### Exercise description:
Gather up every line from the entries below that uses the word "name".

### A run of records:
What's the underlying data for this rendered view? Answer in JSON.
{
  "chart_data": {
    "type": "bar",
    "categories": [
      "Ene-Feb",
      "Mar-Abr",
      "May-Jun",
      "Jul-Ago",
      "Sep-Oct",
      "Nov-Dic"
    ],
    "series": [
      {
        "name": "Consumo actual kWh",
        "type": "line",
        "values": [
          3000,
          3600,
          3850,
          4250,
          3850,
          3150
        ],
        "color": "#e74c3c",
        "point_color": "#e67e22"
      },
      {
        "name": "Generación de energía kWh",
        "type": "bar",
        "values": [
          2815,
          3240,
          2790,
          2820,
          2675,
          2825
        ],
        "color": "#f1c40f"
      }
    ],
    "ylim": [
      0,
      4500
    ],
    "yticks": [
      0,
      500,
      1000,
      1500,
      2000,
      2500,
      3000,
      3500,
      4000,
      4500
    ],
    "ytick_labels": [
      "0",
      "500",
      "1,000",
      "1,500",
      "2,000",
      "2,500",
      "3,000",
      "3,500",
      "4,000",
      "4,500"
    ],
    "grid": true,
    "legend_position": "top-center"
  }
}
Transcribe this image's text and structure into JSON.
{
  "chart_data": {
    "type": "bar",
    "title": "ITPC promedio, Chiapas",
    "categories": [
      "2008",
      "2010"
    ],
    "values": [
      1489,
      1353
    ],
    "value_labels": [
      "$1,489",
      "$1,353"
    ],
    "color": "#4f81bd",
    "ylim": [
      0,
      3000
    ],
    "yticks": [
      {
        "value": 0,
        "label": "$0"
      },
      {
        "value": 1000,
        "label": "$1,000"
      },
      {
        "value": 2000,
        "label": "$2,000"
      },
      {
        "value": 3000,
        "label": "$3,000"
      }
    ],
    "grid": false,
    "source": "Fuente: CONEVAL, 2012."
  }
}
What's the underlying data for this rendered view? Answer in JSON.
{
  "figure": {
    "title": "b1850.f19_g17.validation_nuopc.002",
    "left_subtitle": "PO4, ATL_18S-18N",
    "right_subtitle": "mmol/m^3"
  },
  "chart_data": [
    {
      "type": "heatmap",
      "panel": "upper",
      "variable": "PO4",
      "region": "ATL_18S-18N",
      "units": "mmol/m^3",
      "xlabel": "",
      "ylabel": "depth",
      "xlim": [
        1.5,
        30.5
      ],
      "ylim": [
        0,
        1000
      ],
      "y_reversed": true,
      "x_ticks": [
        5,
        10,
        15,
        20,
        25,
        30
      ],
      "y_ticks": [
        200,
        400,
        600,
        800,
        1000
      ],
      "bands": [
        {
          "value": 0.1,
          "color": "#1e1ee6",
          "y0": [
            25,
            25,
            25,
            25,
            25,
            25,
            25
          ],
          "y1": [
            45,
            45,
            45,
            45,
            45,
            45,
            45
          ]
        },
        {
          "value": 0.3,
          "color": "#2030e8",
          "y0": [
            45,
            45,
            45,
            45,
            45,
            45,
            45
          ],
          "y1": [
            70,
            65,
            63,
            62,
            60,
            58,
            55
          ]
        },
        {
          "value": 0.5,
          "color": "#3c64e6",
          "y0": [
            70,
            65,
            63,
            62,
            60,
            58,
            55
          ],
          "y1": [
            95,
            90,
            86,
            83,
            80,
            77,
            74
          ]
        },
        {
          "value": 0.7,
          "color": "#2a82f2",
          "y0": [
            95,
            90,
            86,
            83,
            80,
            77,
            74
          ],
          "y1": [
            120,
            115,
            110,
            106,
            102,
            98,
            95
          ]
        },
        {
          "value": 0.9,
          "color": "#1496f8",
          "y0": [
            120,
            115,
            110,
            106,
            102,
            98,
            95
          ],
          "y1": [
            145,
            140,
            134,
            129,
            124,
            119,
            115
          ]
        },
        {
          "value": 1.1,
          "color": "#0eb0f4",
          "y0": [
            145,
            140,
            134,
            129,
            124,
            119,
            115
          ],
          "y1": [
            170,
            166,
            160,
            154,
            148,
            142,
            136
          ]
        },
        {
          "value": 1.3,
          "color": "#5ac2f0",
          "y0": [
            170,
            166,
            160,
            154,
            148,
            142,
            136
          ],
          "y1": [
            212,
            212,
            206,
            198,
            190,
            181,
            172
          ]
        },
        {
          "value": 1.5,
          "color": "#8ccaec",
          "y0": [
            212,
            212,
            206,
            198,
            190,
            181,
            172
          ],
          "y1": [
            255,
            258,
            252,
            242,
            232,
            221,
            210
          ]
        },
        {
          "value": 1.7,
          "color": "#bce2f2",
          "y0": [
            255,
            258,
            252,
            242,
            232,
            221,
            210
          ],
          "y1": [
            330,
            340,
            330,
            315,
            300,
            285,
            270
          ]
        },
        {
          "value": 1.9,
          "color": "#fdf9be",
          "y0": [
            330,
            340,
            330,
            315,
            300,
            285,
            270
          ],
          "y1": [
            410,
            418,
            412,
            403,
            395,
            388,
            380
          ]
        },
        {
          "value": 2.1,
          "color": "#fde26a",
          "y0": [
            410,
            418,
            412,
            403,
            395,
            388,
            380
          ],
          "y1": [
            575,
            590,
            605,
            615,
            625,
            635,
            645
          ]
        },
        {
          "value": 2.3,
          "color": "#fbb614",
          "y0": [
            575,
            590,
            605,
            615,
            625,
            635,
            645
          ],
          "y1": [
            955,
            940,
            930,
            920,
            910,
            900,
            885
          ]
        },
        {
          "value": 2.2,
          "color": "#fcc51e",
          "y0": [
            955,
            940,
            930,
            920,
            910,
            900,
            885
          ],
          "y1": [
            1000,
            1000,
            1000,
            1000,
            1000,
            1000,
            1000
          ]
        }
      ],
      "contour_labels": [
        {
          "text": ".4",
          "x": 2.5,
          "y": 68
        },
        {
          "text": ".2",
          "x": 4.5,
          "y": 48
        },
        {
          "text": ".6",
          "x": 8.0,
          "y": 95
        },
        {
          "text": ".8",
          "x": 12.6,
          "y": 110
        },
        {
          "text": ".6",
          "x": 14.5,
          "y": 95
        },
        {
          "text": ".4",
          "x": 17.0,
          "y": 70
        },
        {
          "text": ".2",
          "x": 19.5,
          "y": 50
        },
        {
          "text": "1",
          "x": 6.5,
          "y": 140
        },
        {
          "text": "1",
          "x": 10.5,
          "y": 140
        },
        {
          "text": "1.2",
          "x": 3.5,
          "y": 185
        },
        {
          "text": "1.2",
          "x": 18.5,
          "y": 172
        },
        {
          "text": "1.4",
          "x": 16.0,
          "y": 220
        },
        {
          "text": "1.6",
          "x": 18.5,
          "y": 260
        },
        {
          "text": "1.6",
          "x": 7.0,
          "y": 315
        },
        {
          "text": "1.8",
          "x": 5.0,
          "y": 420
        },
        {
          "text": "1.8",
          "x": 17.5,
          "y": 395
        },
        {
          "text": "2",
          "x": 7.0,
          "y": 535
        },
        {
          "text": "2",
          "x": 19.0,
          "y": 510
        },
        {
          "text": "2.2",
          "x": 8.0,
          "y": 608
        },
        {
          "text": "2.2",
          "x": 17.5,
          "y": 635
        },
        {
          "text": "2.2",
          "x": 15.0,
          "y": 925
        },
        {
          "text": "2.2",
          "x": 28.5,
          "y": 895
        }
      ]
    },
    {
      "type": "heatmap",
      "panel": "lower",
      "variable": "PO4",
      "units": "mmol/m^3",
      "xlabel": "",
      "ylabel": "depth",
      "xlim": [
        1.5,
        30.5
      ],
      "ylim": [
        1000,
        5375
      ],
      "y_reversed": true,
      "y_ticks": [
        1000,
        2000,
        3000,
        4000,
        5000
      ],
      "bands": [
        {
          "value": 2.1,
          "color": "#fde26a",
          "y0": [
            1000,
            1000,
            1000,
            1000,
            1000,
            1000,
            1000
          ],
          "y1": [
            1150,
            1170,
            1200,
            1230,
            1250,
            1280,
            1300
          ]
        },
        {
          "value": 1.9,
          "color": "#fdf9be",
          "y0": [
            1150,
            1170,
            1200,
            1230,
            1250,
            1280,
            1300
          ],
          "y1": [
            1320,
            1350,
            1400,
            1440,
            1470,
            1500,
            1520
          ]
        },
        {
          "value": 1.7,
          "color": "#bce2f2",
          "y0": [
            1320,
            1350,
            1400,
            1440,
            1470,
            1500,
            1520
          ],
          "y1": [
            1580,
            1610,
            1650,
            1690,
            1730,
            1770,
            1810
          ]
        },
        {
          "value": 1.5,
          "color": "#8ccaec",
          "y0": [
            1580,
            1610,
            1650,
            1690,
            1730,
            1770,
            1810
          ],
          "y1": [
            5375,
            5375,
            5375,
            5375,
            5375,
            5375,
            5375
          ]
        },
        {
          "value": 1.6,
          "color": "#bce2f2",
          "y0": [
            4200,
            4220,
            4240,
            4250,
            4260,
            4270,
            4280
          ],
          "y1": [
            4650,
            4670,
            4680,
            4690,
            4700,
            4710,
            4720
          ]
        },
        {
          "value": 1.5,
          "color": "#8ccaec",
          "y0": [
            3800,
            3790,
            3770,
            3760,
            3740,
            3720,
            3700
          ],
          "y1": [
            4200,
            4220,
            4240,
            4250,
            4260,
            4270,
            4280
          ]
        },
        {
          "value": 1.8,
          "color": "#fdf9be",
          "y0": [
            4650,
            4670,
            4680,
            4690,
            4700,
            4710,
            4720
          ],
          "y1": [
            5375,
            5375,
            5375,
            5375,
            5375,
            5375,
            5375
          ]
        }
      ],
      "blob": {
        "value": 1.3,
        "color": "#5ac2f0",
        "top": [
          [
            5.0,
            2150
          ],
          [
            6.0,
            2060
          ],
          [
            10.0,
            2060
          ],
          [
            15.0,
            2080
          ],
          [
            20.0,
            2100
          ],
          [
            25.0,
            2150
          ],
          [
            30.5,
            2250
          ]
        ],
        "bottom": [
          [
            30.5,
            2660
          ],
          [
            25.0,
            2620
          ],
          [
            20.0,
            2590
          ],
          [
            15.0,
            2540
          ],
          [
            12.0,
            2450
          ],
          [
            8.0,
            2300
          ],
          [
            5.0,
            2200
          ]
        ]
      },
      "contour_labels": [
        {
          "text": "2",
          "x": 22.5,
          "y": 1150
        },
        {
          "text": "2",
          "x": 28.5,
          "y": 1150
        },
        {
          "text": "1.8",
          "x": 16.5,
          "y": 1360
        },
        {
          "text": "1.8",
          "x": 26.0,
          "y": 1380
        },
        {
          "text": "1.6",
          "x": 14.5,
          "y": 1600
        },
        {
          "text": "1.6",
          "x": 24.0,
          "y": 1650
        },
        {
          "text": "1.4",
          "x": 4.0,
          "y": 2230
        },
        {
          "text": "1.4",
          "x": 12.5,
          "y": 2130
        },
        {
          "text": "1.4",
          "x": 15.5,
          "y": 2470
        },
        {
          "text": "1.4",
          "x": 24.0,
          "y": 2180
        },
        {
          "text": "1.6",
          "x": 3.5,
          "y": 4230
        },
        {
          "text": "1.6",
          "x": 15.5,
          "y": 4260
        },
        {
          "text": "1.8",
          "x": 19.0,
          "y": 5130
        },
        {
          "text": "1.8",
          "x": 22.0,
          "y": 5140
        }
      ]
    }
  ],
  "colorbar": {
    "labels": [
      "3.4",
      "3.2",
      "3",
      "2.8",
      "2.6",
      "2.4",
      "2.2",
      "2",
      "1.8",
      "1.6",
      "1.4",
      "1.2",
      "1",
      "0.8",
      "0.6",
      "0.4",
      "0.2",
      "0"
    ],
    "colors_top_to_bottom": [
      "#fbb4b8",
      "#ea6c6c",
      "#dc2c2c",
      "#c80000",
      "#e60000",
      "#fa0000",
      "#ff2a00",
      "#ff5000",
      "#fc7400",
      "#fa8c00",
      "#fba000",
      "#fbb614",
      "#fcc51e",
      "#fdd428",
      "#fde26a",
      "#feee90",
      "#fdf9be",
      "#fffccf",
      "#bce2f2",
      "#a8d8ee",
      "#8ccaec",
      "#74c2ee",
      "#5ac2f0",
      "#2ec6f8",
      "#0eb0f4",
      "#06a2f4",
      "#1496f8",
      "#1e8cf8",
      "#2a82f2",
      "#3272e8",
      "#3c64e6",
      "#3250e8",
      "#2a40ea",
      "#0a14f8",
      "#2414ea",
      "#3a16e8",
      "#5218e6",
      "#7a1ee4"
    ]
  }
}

### Solved problem:
        "name": "Consumo actual kWh",
        "name": "Generación de energía kWh",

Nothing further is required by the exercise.